(Entries from a dataset)
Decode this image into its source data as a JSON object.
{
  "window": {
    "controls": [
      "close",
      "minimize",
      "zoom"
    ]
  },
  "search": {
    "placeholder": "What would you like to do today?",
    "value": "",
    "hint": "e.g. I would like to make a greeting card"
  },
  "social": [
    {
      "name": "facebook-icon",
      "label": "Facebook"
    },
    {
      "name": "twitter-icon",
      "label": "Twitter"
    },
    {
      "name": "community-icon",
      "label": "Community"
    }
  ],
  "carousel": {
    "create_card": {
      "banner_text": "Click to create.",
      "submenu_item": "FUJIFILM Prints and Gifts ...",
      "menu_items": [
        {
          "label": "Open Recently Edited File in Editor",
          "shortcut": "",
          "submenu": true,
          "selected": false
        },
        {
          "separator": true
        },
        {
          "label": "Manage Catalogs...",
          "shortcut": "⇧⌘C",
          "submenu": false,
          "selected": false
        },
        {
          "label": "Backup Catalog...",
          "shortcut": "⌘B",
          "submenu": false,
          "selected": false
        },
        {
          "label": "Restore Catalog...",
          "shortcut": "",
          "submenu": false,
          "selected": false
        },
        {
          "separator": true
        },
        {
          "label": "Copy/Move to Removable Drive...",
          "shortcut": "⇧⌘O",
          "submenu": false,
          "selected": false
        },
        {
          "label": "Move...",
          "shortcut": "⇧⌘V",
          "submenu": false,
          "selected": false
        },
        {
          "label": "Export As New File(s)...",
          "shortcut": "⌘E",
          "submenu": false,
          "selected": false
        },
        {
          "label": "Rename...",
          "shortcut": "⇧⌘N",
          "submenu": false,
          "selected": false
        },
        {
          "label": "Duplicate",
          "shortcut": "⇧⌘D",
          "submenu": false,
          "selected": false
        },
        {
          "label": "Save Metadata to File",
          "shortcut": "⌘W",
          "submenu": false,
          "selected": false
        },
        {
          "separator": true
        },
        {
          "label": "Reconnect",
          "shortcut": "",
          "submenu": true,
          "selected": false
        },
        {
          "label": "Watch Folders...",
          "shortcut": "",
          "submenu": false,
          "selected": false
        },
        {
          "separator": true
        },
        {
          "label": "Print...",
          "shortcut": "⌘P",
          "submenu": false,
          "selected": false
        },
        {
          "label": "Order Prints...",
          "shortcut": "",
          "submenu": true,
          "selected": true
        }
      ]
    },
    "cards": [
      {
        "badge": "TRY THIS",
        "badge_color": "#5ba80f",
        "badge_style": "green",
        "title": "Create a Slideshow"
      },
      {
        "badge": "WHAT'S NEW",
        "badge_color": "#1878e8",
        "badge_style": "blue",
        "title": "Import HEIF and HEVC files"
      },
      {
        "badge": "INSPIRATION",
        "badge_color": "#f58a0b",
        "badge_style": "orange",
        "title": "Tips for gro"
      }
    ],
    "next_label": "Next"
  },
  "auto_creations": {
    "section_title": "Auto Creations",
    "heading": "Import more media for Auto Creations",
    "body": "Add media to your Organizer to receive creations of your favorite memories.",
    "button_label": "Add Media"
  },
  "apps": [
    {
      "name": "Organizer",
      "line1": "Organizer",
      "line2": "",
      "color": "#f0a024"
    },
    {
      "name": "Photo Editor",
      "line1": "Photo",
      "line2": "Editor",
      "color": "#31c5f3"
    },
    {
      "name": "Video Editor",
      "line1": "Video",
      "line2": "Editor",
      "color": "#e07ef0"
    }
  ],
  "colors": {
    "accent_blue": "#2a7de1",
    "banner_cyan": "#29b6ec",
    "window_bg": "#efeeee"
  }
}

• _WHAT THE TASK ASKS_
Each entry must be reproduced verbatim.

• _ANSWER TO THIS EXERCISE_
Decode this image into its source data as a JSON object.
{
  "window": {
    "controls": [
      "close",
      "minimize",
      "zoom"
    ]
  },
  "search": {
    "placeholder": "What would you like to do today?",
    "value": "",
    "hint": "e.g. I would like to make a greeting card"
  },
  "social": [
    {
      "name": "facebook-icon",
      "label": "Facebook"
    },
    {
      "name": "twitter-icon",
      "label": "Twitter"
    },
    {
      "name": "community-icon",
      "label": "Community"
    }
  ],
  "carousel": {
    "create_card": {
      "banner_text": "Click to create.",
      "submenu_item": "FUJIFILM Prints and Gifts ...",
      "menu_items": [
        {
          "label": "Open Recently Edited File in Editor",
          "shortcut": "",
          "submenu": true,
          "selected": false
        },
        {
          "separator": true
        },
        {
          "label": "Manage Catalogs...",
          "shortcut": "⇧⌘C",
          "submenu": false,
          "selected": false
        },
        {
          "label": "Backup Catalog...",
          "shortcut": "⌘B",
          "submenu": false,
          "selected": false
        },
        {
          "label": "Restore Catalog...",
          "shortcut": "",
          "submenu": false,
          "selected": false
        },
        {
          "separator": true
        },
        {
          "label": "Copy/Move to Removable Drive...",
          "shortcut": "⇧⌘O",
          "submenu": false,
          "selected": false
        },
        {
          "label": "Move...",
          "shortcut": "⇧⌘V",
          "submenu": false,
          "selected": false
        },
        {
          "label": "Export As New File(s)...",
          "shortcut": "⌘E",
          "submenu": false,
          "selected": false
        },
        {
          "label": "Rename...",
          "shortcut": "⇧⌘N",
          "submenu": false,
          "selected": false
        },
        {
          "label": "Duplicate",
          "shortcut": "⇧⌘D",
          "submenu": false,
          "selected": false
        },
        {
          "label": "Save Metadata to File",
          "shortcut": "⌘W",
          "submenu": false,
          "selected": false
        },
        {
          "separator": true
        },
        {
          "label": "Reconnect",
          "shortcut": "",
          "submenu": true,
          "selected": false
        },
        {
          "label": "Watch Folders...",
          "shortcut": "",
          "submenu": false,
          "selected": false
        },
        {
          "separator": true
        },
        {
          "label": "Print...",
          "shortcut": "⌘P",
          "submenu": false,
          "selected": false
        },
        {
          "label": "Order Prints...",
          "shortcut": "",
          "submenu": true,
          "selected": true
        }
      ]
    },
    "cards": [
      {
        "badge": "TRY THIS",
        "badge_color": "#5ba80f",
        "badge_style": "green",
        "title": "Create a Slideshow"
      },
      {
        "badge": "WHAT'S NEW",
        "badge_color": "#1878e8",
        "badge_style": "blue",
        "title": "Import HEIF and HEVC files"
      },
      {
        "badge": "INSPIRATION",
        "badge_color": "#f58a0b",
        "badge_style": "orange",
        "title": "Tips for gro"
      }
    ],
    "next_label": "Next"
  },
  "auto_creations": {
    "section_title": "Auto Creations",
    "heading": "Import more media for Auto Creations",
    "body": "Add media to your Organizer to receive creations of your favorite memories.",
    "button_label": "Add Media"
  },
  "apps": [
    {
      "name": "Organizer",
      "line1": "Organizer",
      "line2": "",
      "color": "#f0a024"
    },
    {
      "name": "Photo Editor",
      "line1": "Photo",
      "line2": "Editor",
      "color": "#31c5f3"
    },
    {
      "name": "Video Editor",
      "line1": "Video",
      "line2": "Editor",
      "color": "#e07ef0"
    }
  ],
  "colors": {
    "accent_blue": "#2a7de1",
    "banner_cyan": "#29b6ec",
    "window_bg": "#efeeee"
  }
}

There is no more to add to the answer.